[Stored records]
□ □ □ □
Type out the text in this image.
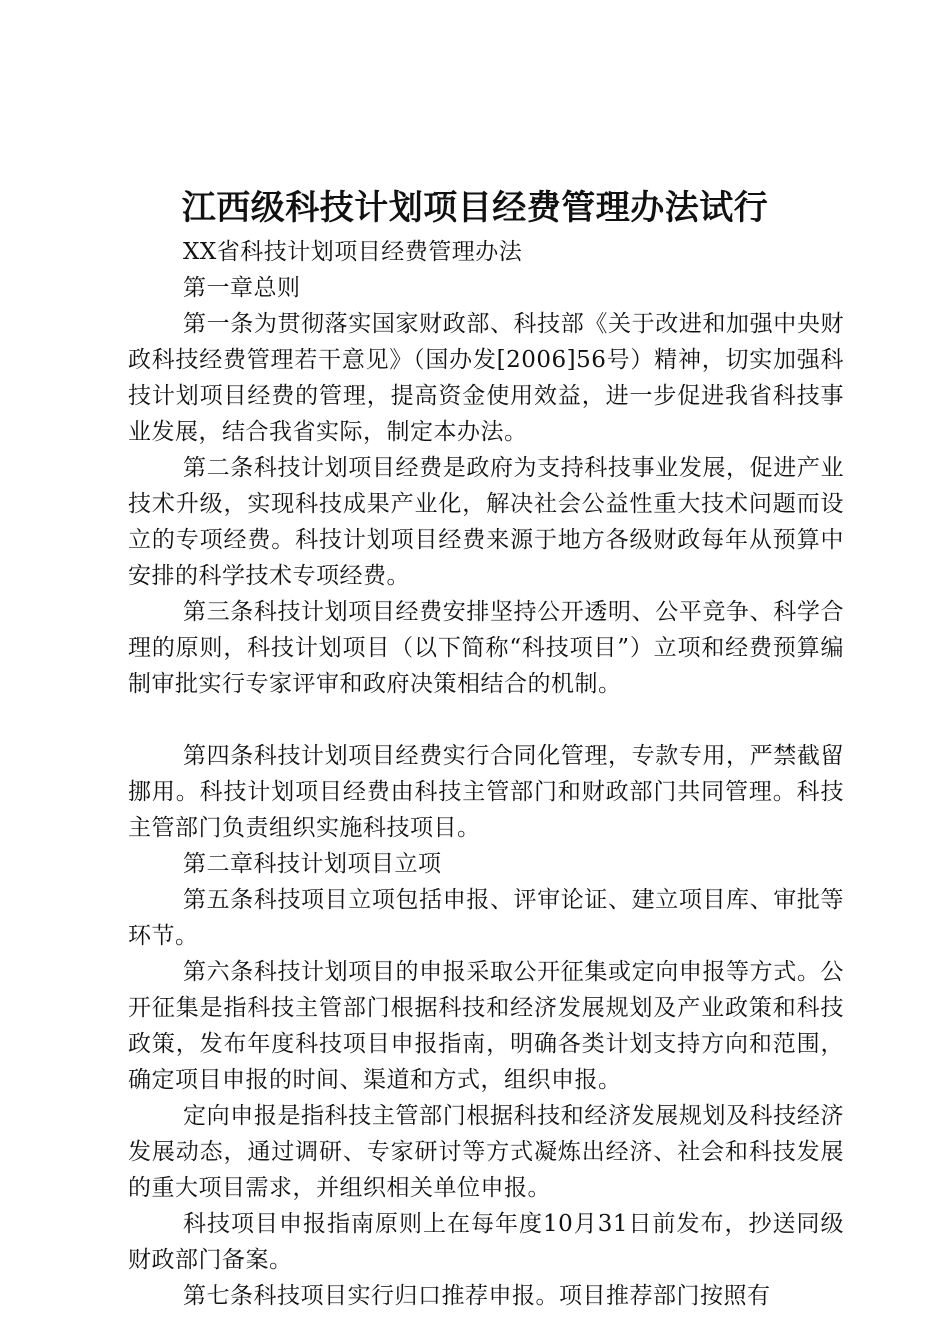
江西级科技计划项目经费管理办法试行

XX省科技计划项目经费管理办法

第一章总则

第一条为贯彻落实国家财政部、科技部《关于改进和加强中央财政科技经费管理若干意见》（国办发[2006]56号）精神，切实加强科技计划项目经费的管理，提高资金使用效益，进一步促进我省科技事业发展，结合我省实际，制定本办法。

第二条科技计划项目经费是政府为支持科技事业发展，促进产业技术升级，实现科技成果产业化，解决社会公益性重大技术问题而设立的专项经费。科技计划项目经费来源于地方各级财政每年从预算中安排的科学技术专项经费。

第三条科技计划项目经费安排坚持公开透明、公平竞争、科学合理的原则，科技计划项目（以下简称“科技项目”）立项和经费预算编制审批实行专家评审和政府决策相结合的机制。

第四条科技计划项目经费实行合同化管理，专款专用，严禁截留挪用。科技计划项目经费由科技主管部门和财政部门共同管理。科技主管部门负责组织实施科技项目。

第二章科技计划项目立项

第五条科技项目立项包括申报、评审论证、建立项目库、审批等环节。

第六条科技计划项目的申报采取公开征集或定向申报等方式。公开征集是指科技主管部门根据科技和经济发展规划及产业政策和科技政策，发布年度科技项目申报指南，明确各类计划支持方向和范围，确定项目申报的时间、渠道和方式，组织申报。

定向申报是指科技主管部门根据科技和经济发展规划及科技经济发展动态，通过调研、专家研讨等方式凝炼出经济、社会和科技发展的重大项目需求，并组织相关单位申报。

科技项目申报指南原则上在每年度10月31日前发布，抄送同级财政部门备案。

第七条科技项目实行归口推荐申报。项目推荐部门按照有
□ □ □ □
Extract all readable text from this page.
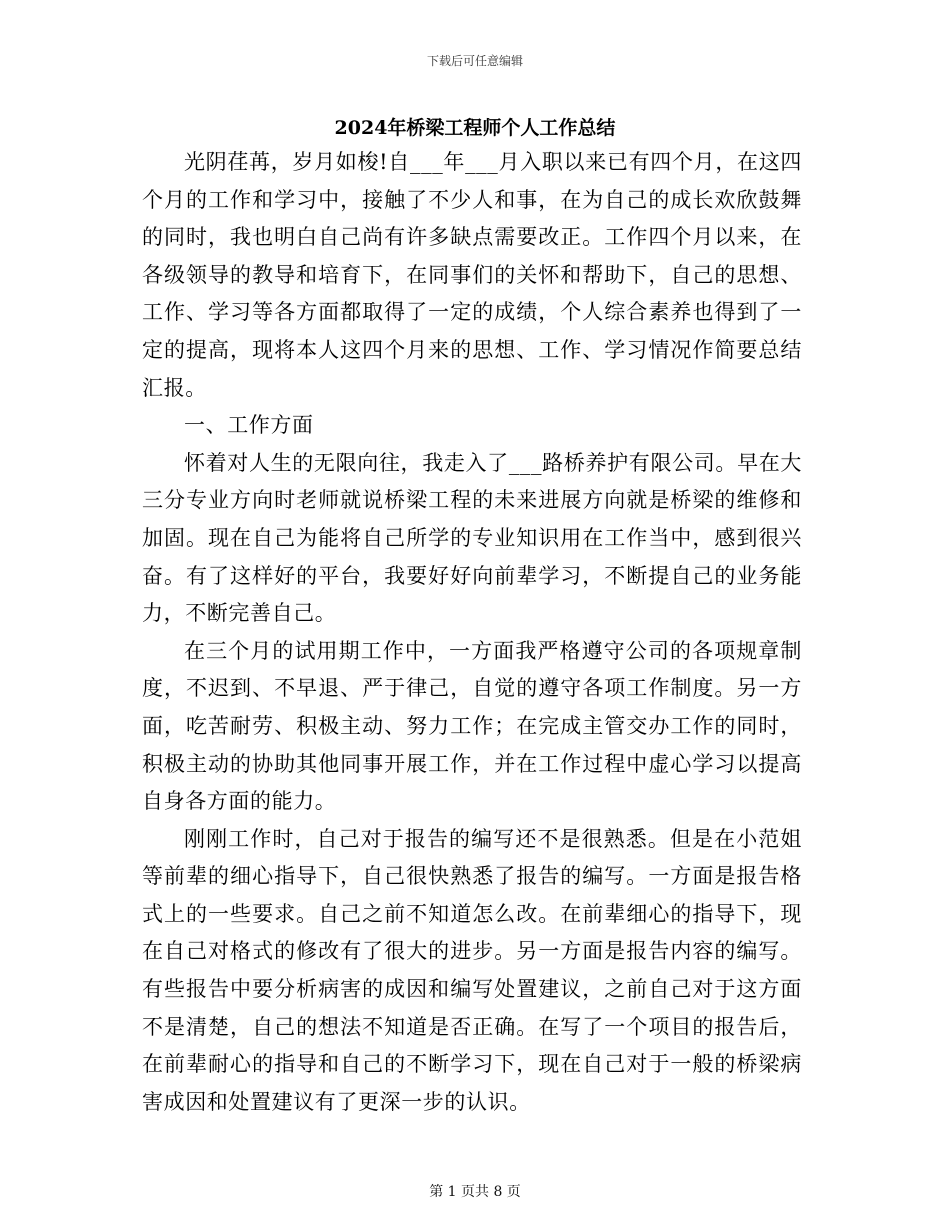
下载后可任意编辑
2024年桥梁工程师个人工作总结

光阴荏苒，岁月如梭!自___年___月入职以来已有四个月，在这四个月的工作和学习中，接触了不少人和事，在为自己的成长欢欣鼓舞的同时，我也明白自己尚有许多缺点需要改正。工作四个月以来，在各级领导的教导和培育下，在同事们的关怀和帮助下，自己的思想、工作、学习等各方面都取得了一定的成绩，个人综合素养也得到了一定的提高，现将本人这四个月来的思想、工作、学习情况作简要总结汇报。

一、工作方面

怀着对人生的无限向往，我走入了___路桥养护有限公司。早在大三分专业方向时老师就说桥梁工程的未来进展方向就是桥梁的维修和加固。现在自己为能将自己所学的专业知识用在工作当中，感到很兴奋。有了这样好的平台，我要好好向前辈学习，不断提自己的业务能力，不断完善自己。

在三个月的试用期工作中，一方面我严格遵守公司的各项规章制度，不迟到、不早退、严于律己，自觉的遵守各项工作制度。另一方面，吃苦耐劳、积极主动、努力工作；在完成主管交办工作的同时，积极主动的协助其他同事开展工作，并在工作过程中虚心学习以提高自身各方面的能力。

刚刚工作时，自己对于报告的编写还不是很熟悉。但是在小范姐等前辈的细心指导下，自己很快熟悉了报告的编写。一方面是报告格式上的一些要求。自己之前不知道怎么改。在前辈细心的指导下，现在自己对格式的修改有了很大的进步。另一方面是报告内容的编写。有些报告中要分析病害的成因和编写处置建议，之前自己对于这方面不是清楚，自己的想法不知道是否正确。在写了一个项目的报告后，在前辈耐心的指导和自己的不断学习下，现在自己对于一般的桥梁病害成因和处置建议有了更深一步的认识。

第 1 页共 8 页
□ □ □ □
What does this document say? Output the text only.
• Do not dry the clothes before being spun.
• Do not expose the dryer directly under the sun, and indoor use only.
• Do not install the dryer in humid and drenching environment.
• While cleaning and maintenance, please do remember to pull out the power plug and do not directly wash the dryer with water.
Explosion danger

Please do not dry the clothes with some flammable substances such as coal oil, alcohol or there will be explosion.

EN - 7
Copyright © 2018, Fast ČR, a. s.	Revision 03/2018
□ □ □ □
What the task requires
Find the lines holding "clothes" and list every one.

Response
• Do not dry the clothes before being spun.
Please do not dry the clothes with some flammable substances such as coal oil, alcohol or there will be explosion.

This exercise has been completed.